PROBLEM REQUIREMENTS: Return a copy of each line that holds the string "image".

***** LISTED RECORDS *****

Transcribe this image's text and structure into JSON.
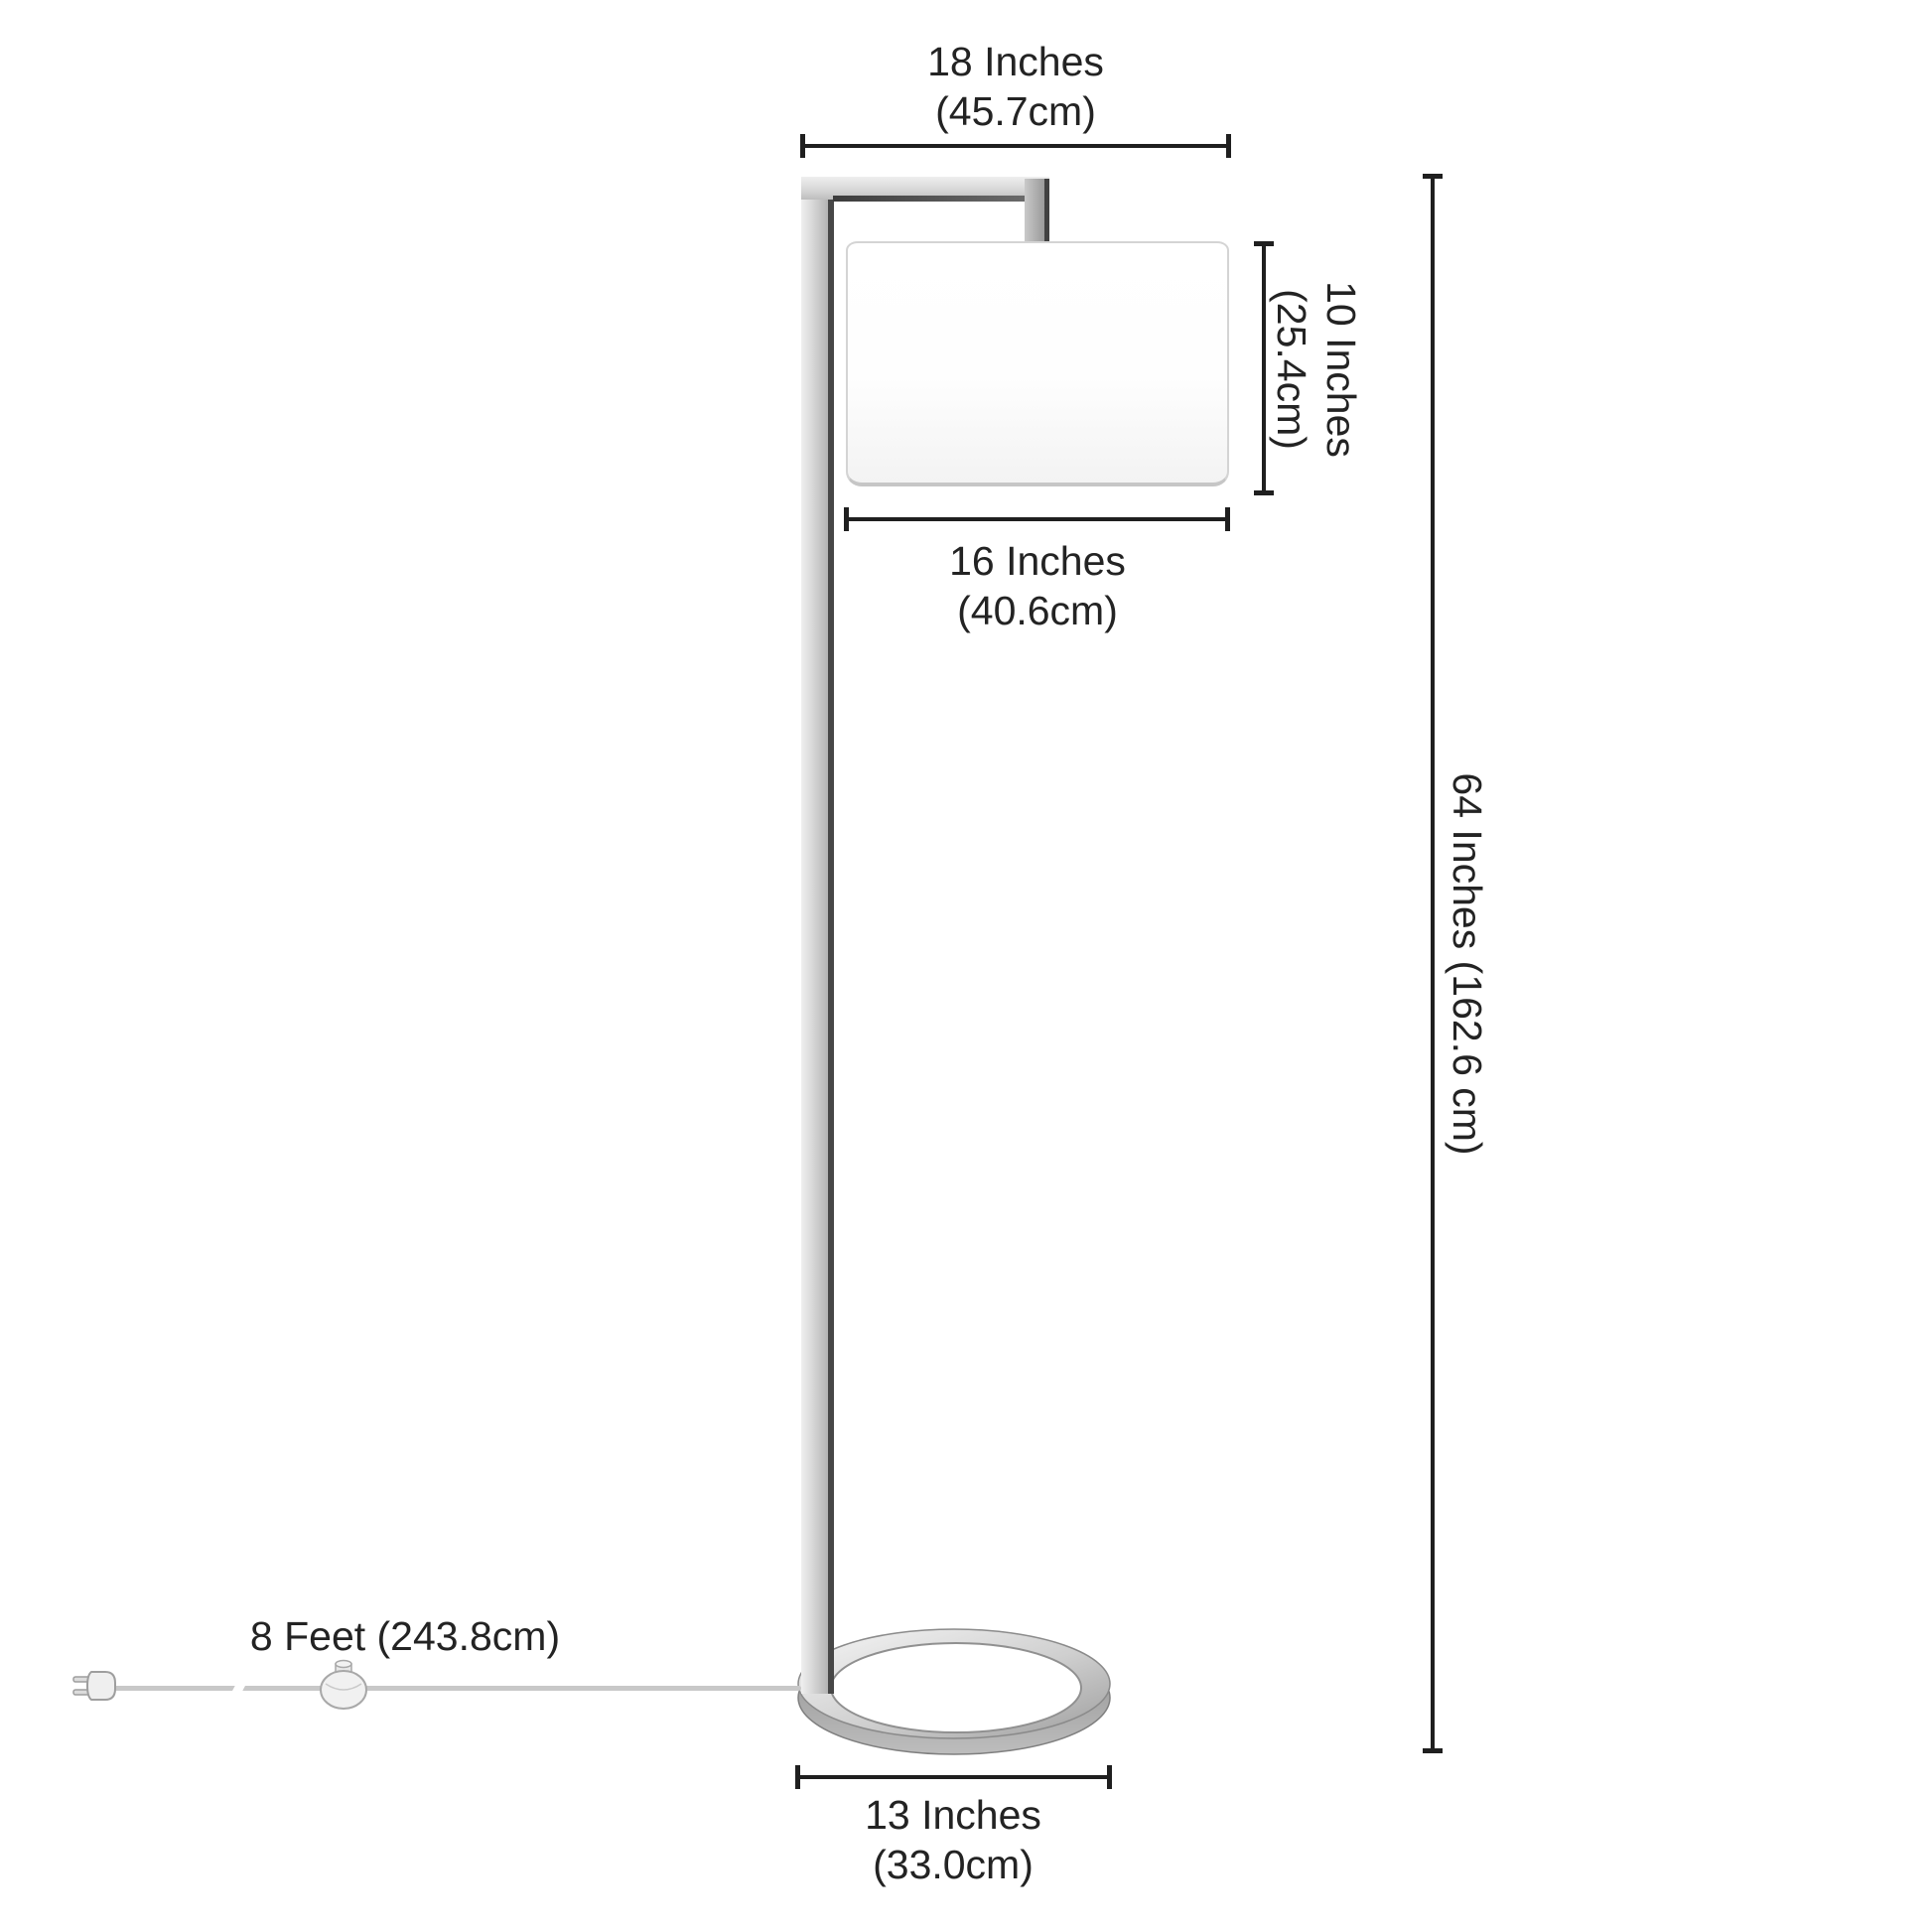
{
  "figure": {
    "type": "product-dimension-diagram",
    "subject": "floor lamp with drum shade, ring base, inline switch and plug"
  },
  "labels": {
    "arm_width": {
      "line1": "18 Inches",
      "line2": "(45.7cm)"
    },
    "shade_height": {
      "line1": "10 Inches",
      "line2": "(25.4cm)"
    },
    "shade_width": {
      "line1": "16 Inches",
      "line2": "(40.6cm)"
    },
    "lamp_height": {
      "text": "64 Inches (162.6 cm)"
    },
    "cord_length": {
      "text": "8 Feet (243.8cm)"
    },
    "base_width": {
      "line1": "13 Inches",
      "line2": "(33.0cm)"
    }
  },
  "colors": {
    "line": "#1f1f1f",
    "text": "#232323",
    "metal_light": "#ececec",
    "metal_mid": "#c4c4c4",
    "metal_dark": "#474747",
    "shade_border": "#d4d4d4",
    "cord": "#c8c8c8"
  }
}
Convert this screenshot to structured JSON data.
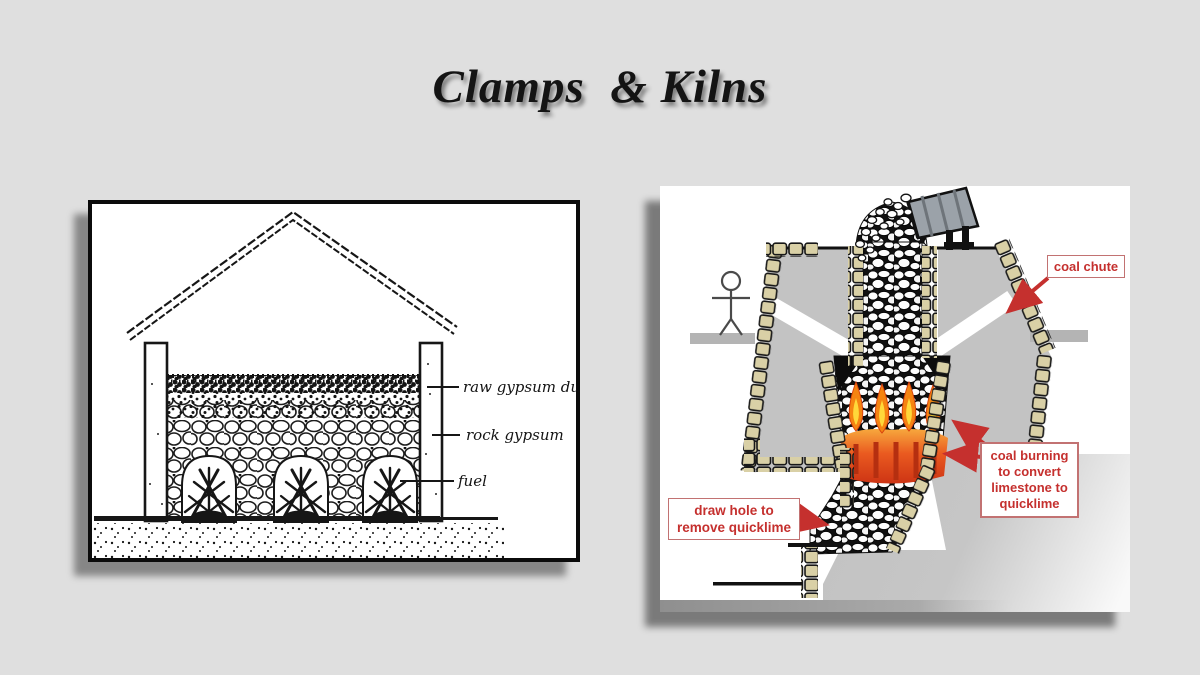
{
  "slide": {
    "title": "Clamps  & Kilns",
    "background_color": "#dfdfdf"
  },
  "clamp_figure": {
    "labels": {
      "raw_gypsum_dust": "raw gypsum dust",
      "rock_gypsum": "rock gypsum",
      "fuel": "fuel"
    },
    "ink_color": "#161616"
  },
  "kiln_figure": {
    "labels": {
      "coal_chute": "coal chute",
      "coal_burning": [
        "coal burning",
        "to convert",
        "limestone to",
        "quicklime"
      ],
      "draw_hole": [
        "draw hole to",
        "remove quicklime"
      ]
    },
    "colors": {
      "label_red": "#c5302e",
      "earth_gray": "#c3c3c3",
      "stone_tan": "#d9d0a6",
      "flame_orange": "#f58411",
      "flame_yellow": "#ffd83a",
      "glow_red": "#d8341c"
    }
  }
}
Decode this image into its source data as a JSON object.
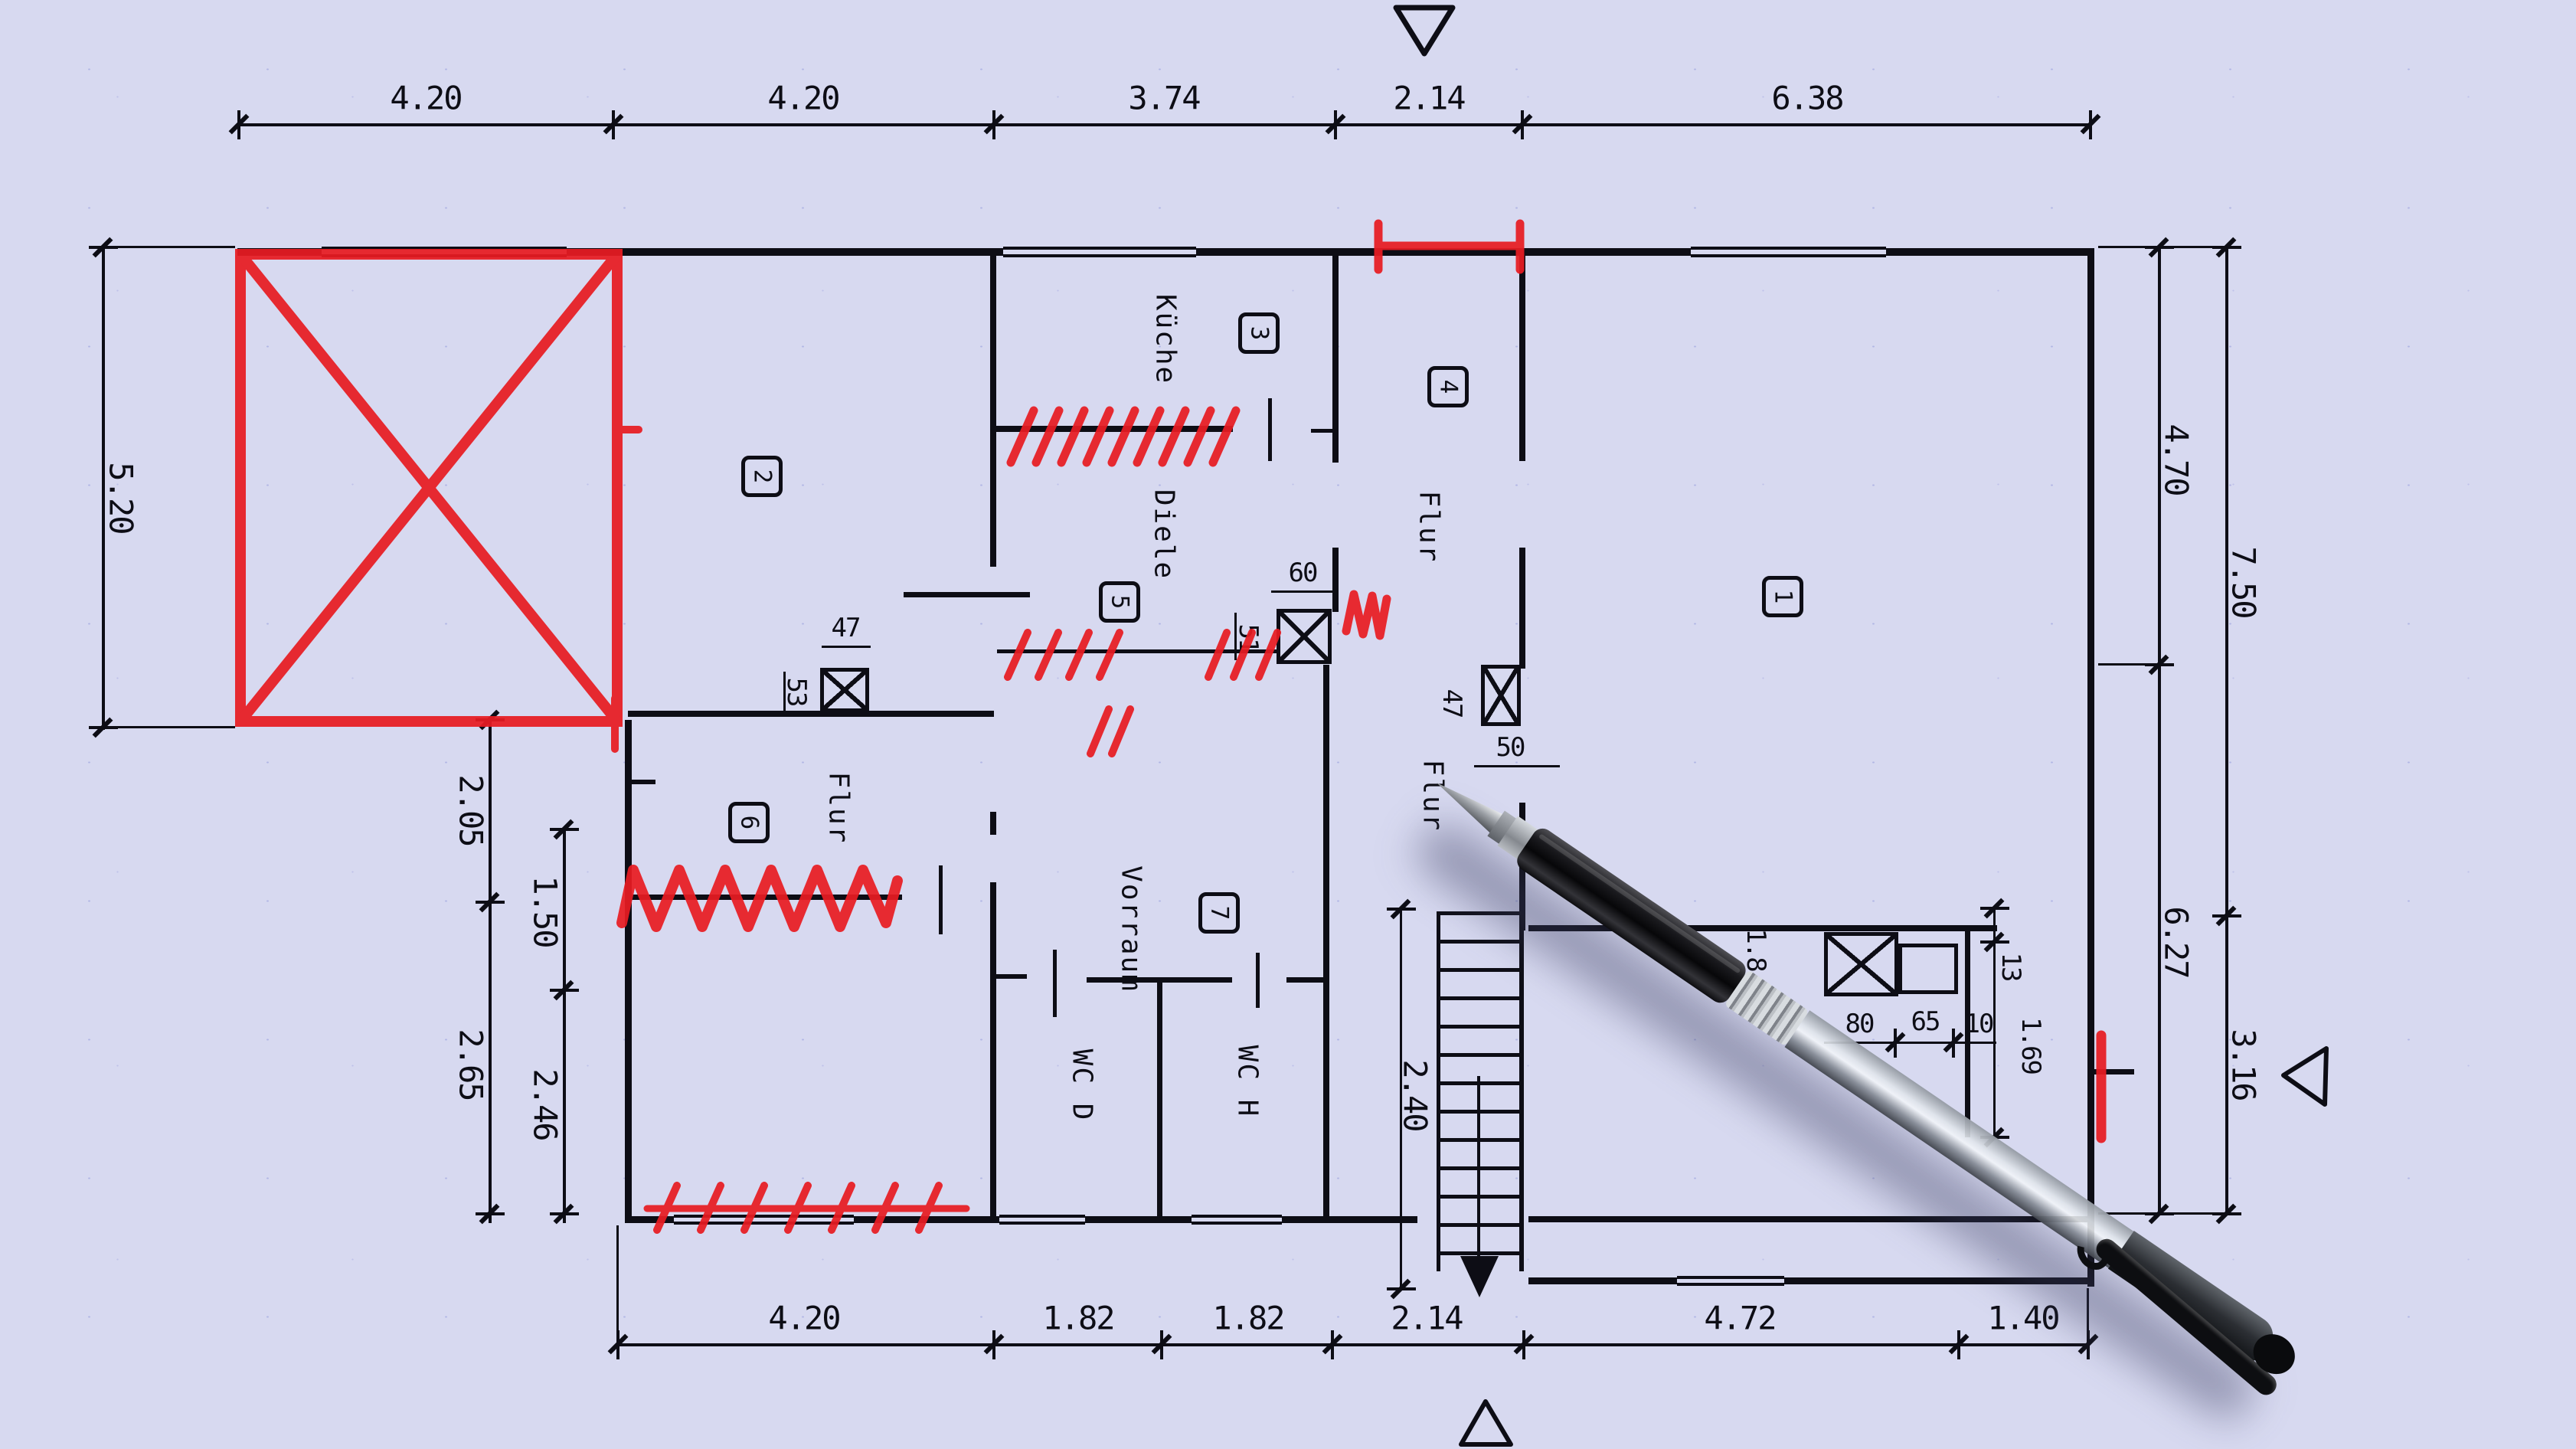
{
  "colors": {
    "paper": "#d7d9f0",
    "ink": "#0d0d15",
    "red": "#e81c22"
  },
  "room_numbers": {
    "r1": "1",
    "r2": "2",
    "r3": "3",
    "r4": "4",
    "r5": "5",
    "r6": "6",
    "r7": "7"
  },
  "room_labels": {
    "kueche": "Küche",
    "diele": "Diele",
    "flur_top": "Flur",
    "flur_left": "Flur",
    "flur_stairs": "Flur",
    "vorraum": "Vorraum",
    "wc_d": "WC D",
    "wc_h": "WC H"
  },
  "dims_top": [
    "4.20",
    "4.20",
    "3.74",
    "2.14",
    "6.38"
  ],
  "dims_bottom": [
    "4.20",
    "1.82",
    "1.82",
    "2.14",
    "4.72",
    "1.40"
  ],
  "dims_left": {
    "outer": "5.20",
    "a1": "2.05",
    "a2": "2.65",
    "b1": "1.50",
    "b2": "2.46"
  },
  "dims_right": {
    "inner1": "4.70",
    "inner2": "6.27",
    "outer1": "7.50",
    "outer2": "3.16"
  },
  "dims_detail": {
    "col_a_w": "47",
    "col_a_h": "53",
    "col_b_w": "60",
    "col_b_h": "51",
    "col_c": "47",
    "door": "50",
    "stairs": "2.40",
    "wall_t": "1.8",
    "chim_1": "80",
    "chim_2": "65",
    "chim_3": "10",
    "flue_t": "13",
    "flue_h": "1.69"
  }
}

*****

OUTPUT OF THE EXERCISE:
Transcribe this image's text and structure into JSON.
Decode this image into its source data as a JSON object.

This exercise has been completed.